(Dataset entries)
·····

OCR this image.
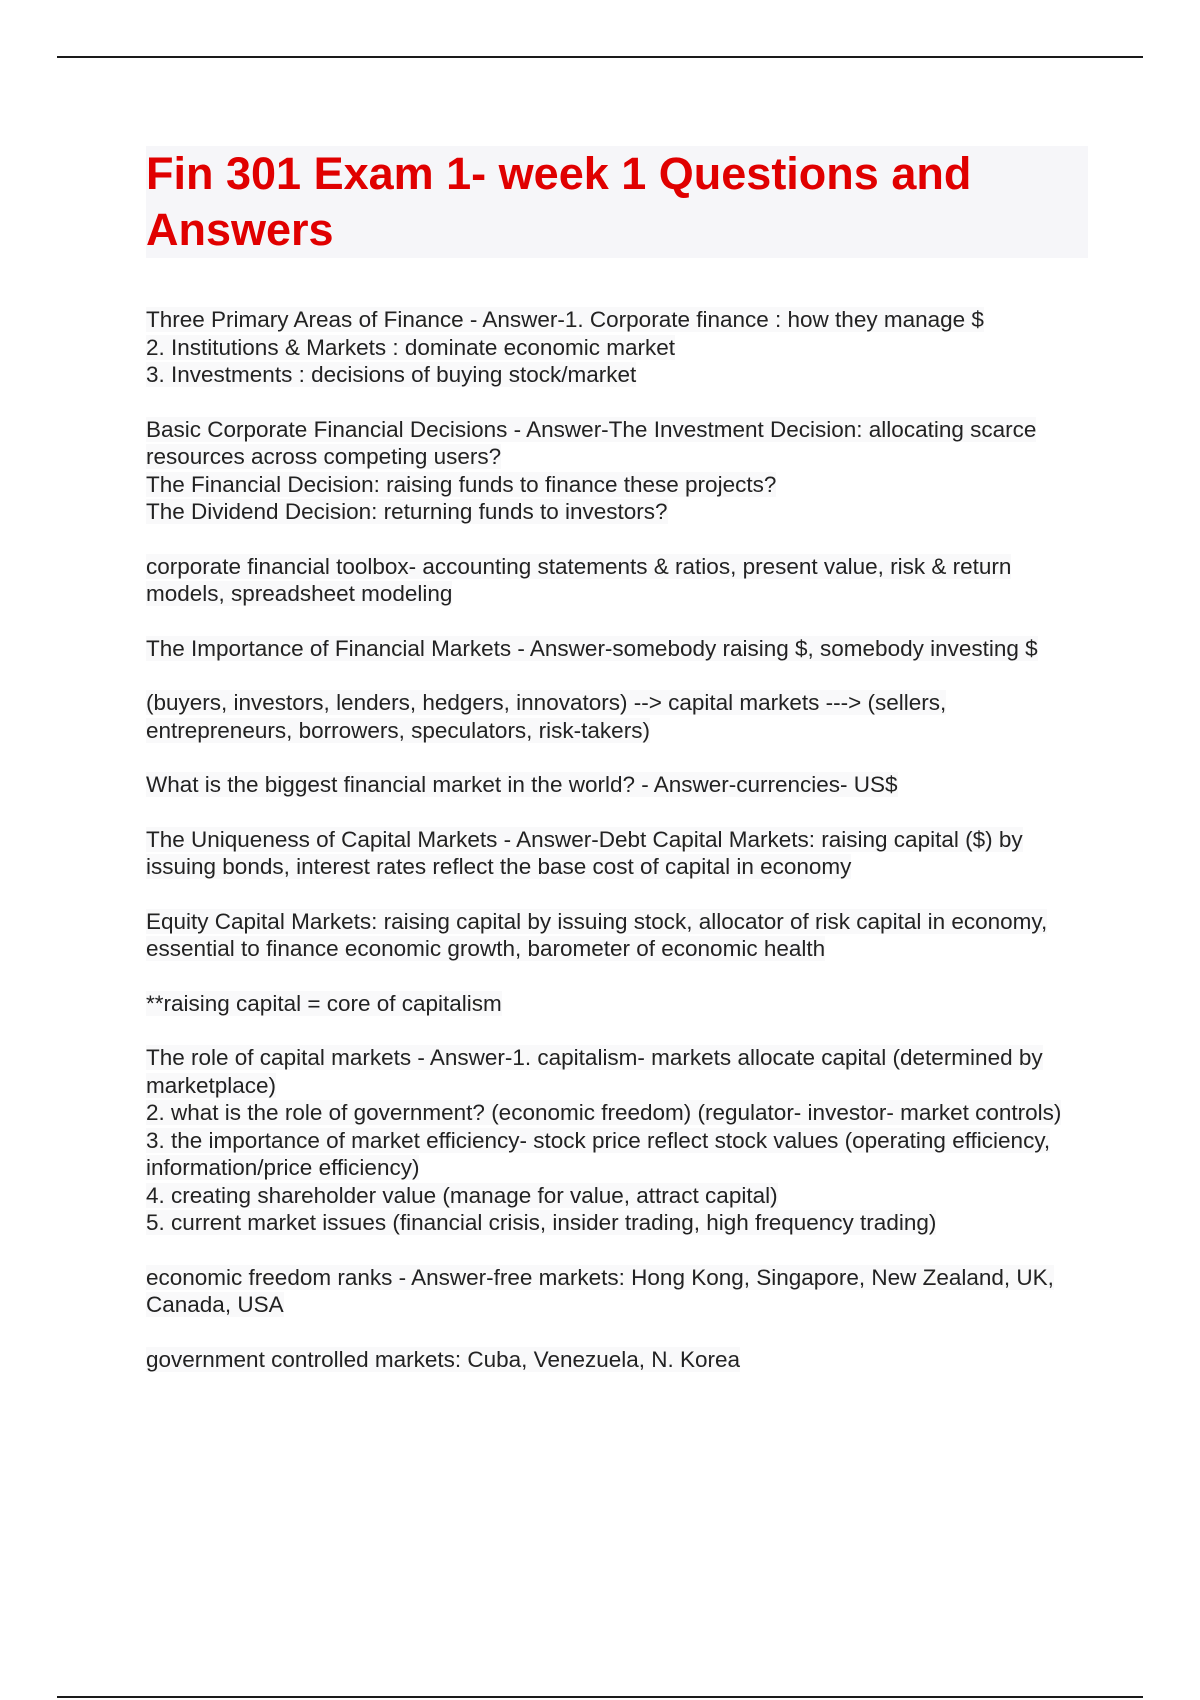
Fin 301 Exam 1- week 1 Questions and Answers
Three Primary Areas of Finance - Answer-1. Corporate finance : how they manage $
2. Institutions & Markets : dominate economic market
3. Investments : decisions of buying stock/market
Basic Corporate Financial Decisions - Answer-The Investment Decision: allocating scarce resources across competing users?
The Financial Decision: raising funds to finance these projects?
The Dividend Decision: returning funds to investors?
corporate financial toolbox- accounting statements & ratios, present value, risk & return models, spreadsheet modeling
The Importance of Financial Markets - Answer-somebody raising $, somebody investing $
(buyers, investors, lenders, hedgers, innovators) --> capital markets ---> (sellers, entrepreneurs, borrowers, speculators, risk-takers)
What is the biggest financial market in the world? - Answer-currencies- US$
The Uniqueness of Capital Markets - Answer-Debt Capital Markets: raising capital ($) by issuing bonds, interest rates reflect the base cost of capital in economy
Equity Capital Markets: raising capital by issuing stock, allocator of risk capital in economy, essential to finance economic growth, barometer of economic health
**raising capital = core of capitalism
The role of capital markets - Answer-1. capitalism- markets allocate capital (determined by marketplace)
2. what is the role of government? (economic freedom) (regulator- investor- market controls)
3. the importance of market efficiency- stock price reflect stock values (operating efficiency, information/price efficiency)
4. creating shareholder value (manage for value, attract capital)
5. current market issues (financial crisis, insider trading, high frequency trading)
economic freedom ranks - Answer-free markets: Hong Kong, Singapore, New Zealand, UK, Canada, USA
government controlled markets: Cuba, Venezuela, N. Korea
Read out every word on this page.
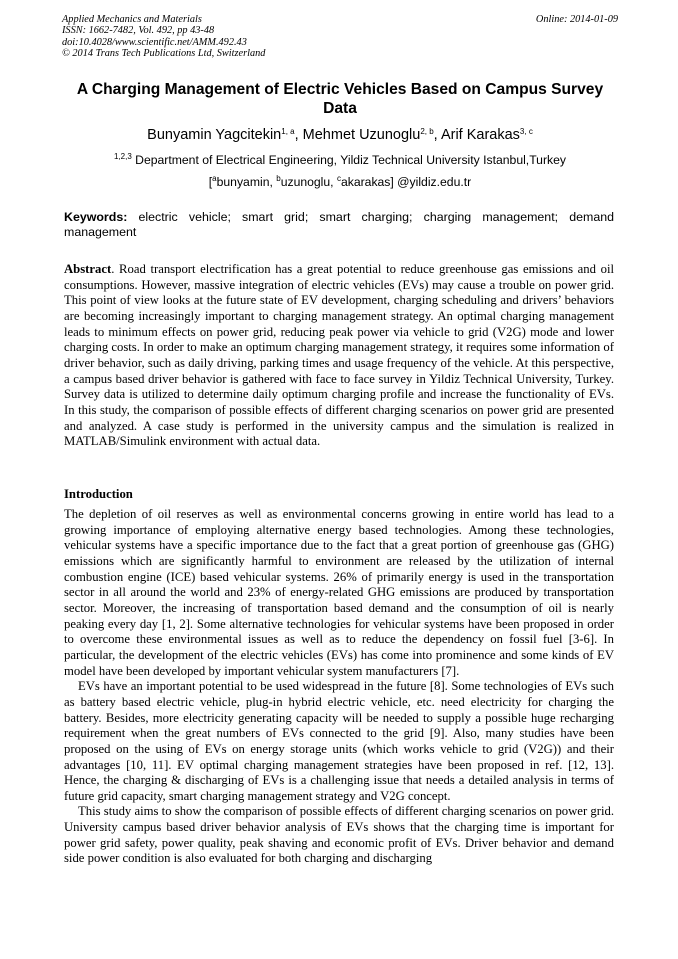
Applied Mechanics and Materials
ISSN: 1662-7482, Vol. 492, pp 43-48
doi:10.4028/www.scientific.net/AMM.492.43
© 2014 Trans Tech Publications Ltd, Switzerland
Online: 2014-01-09
A Charging Management of Electric Vehicles Based on Campus Survey Data
Bunyamin Yagcitekin$^{1, a}$, Mehmet Uzunoglu$^{2, b}$, Arif Karakas$^{3, c}$
$^{1,2,3}$ Department of Electrical Engineering, Yildiz Technical University Istanbul,Turkey
[$^a$bunyamin, $^b$uzunoglu, $^c$akarakas] @yildiz.edu.tr
Keywords: electric vehicle; smart grid; smart charging; charging management; demand management
Abstract. Road transport electrification has a great potential to reduce greenhouse gas emissions and oil consumptions. However, massive integration of electric vehicles (EVs) may cause a trouble on power grid. This point of view looks at the future state of EV development, charging scheduling and drivers’ behaviors are becoming increasingly important to charging management strategy. An optimal charging management leads to minimum effects on power grid, reducing peak power via vehicle to grid (V2G) mode and lower charging costs. In order to make an optimum charging management strategy, it requires some information of driver behavior, such as daily driving, parking times and usage frequency of the vehicle. At this perspective, a campus based driver behavior is gathered with face to face survey in Yildiz Technical University, Turkey. Survey data is utilized to determine daily optimum charging profile and increase the functionality of EVs. In this study, the comparison of possible effects of different charging scenarios on power grid are presented and analyzed. A case study is performed in the university campus and the simulation is realized in MATLAB/Simulink environment with actual data.
Introduction

The depletion of oil reserves as well as environmental concerns growing in entire world has lead to a growing importance of employing alternative energy based technologies. Among these technologies, vehicular systems have a specific importance due to the fact that a great portion of greenhouse gas (GHG) emissions which are significantly harmful to environment are released by the utilization of internal combustion engine (ICE) based vehicular systems. 26% of primarily energy is used in the transportation sector in all around the world and 23% of energy-related GHG emissions are produced by transportation sector. Moreover, the increasing of transportation based demand and the consumption of oil is nearly peaking every day [1, 2]. Some alternative technologies for vehicular systems have been proposed in order to overcome these environmental issues as well as to reduce the dependency on fossil fuel [3-6]. In particular, the development of the electric vehicles (EVs) has come into prominence and some kinds of EV model have been developed by important vehicular system manufacturers [7].

EVs have an important potential to be used widespread in the future [8]. Some technologies of EVs such as battery based electric vehicle, plug-in hybrid electric vehicle, etc. need electricity for charging the battery. Besides, more electricity generating capacity will be needed to supply a possible huge recharging requirement when the great numbers of EVs connected to the grid [9]. Also, many studies have been proposed on the using of EVs on energy storage units (which works vehicle to grid (V2G)) and their advantages [10, 11]. EV optimal charging management strategies have been proposed in ref. [12, 13]. Hence, the charging & discharging of EVs is a challenging issue that needs a detailed analysis in terms of future grid capacity, smart charging management strategy and V2G concept.

This study aims to show the comparison of possible effects of different charging scenarios on power grid. University campus based driver behavior analysis of EVs shows that the charging time is important for power grid safety, power quality, peak shaving and economic profit of EVs. Driver behavior and demand side power condition is also evaluated for both charging and discharging
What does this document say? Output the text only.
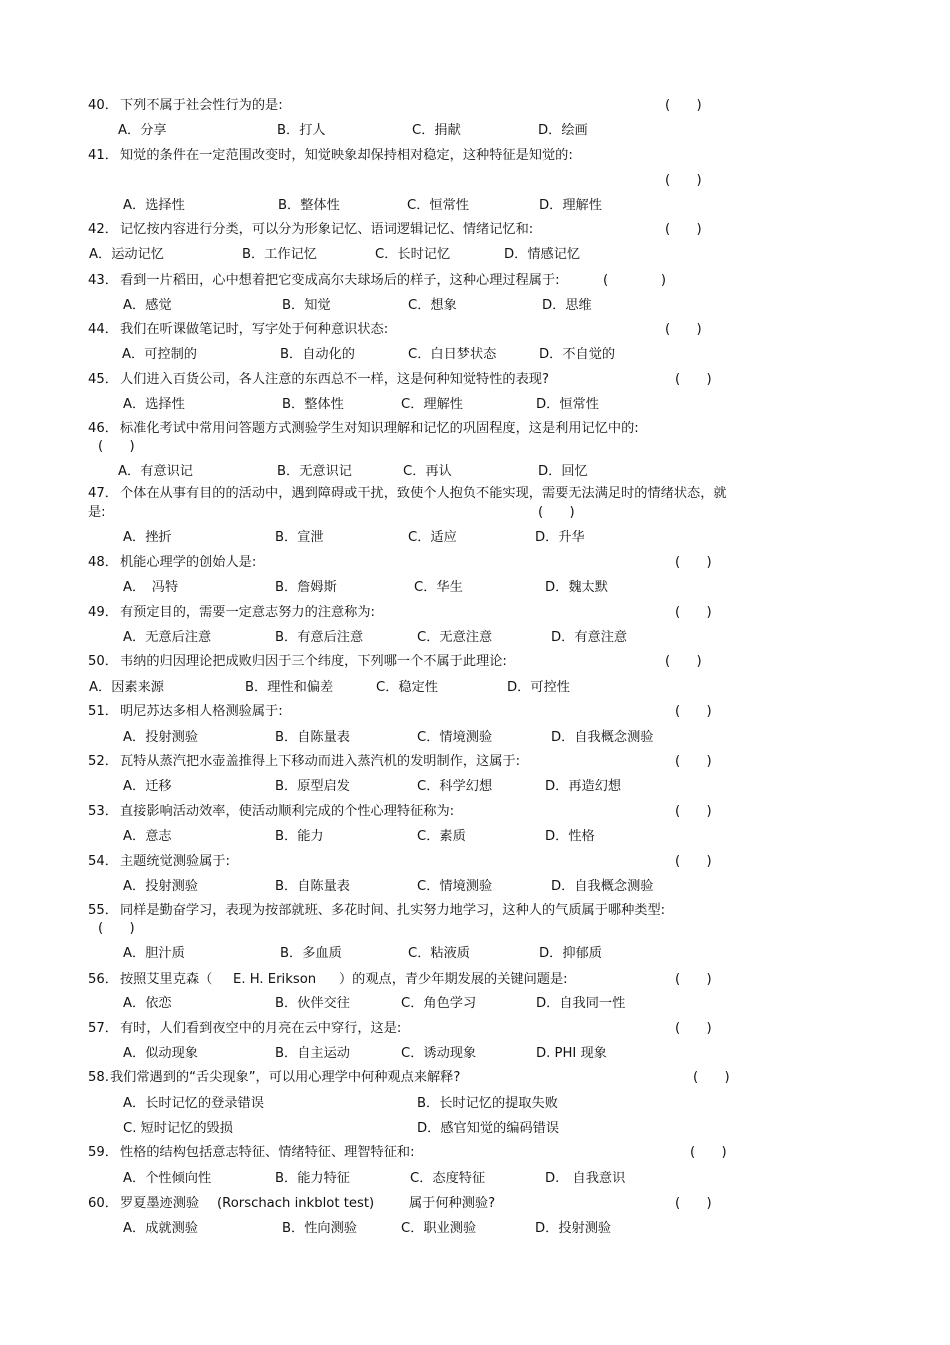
40． 下列不属于社会性行为的是:	(　　)
A．分享	B．打人	C．捐献	D．绘画
41． 知觉的条件在一定范围改变时，知觉映象却保持相对稳定，这种特征是知觉的:
(　　)
A．选择性	B．整体性	C．恒常性	D．理解性
42． 记忆按内容进行分类，可以分为形象记忆、语词逻辑记忆、情绪记忆和:	(　　)
A．运动记忆	B．工作记忆	C．长时记忆	D．情感记忆
43． 看到一片稻田，心中想着把它变成高尔夫球场后的样子，这种心理过程属于:	(　　　　)
A．感觉	B．知觉	C．想象	D．思维
44． 我们在听课做笔记时，写字处于何种意识状态:	(　　)
A．可控制的	B．自动化的	C．白日梦状态	D．不自觉的
45． 人们进入百货公司，各人注意的东西总不一样，这是何种知觉特性的表现?	(　　)
A．选择性	B．整体性	C．理解性	D．恒常性
46． 标准化考试中常用问答题方式测验学生对知识理解和记忆的巩固程度，这是利用记忆中的:
(　　)
A．有意识记	B．无意识记	C．再认	D．回忆
47． 个体在从事有目的的活动中，遇到障碍或干扰，致使个人抱负不能实现，需要无法满足时的情绪状态，就
是:	(　　)
A．挫折	B．宣泄	C．适应	D．升华
48． 机能心理学的创始人是:	(　　)
A．　冯特	B．詹姆斯	C．华生	D．魏太默
49． 有预定目的，需要一定意志努力的注意称为:	(　　)
A．无意后注意	B．有意后注意	C．无意注意	D．有意注意
50． 韦纳的归因理论把成败归因于三个纬度，下列哪一个不属于此理论:	(　　)
A．因素来源	B．理性和偏差	C．稳定性	D．可控性
51． 明尼苏达多相人格测验属于:	(　　)
A．投射测验	B．自陈量表	C．情境测验	D．自我概念测验
52． 瓦特从蒸汽把水壶盖推得上下移动而进入蒸汽机的发明制作，这属于:	(　　)
A．迁移	B．原型启发	C．科学幻想	D．再造幻想
53． 直接影响活动效率，使活动顺利完成的个性心理特征称为:	(　　)
A．意志	B．能力	C．素质	D．性格
54． 主题统觉测验属于:	(　　)
A．投射测验	B．自陈量表	C．情境测验	D．自我概念测验
55． 同样是勤奋学习，表现为按部就班、多花时间、扎实努力地学习，这种人的气质属于哪种类型:
(　　)
A．胆汁质	B．多血质	C．粘液质	D．抑郁质
56． 按照艾里克森（ E. H. Erikson ）的观点，青少年期发展的关键问题是:	(　　)
A．依恋	B．伙伴交往	C．角色学习	D．自我同一性
57． 有时，人们看到夜空中的月亮在云中穿行，这是:	(　　)
A．似动现象	B．自主运动	C．诱动现象	D. PHI 现象
58. 我们常遇到的“舌尖现象”，可以用心理学中何种观点来解释?	(　　)
A．长时记忆的登录错误	B．长时记忆的提取失败
C. 短时记忆的毁损	D．感官知觉的编码错误
59． 性格的结构包括意志特征、情绪特征、理智特征和:	(　　)
A．个性倾向性	B．能力特征	C．态度特征	D.　自我意识
60． 罗夏墨迹测验 (Rorschach inkblot test)	属于何种测验?	(　　)
A．成就测验	B．性向测验	C．职业测验	D．投射测验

·····

> _EXERCISE DETAILS_:
Count the lines in the material above where the string "stock" appears, then state only that count.

> _WRITTEN RESPONSE_:
3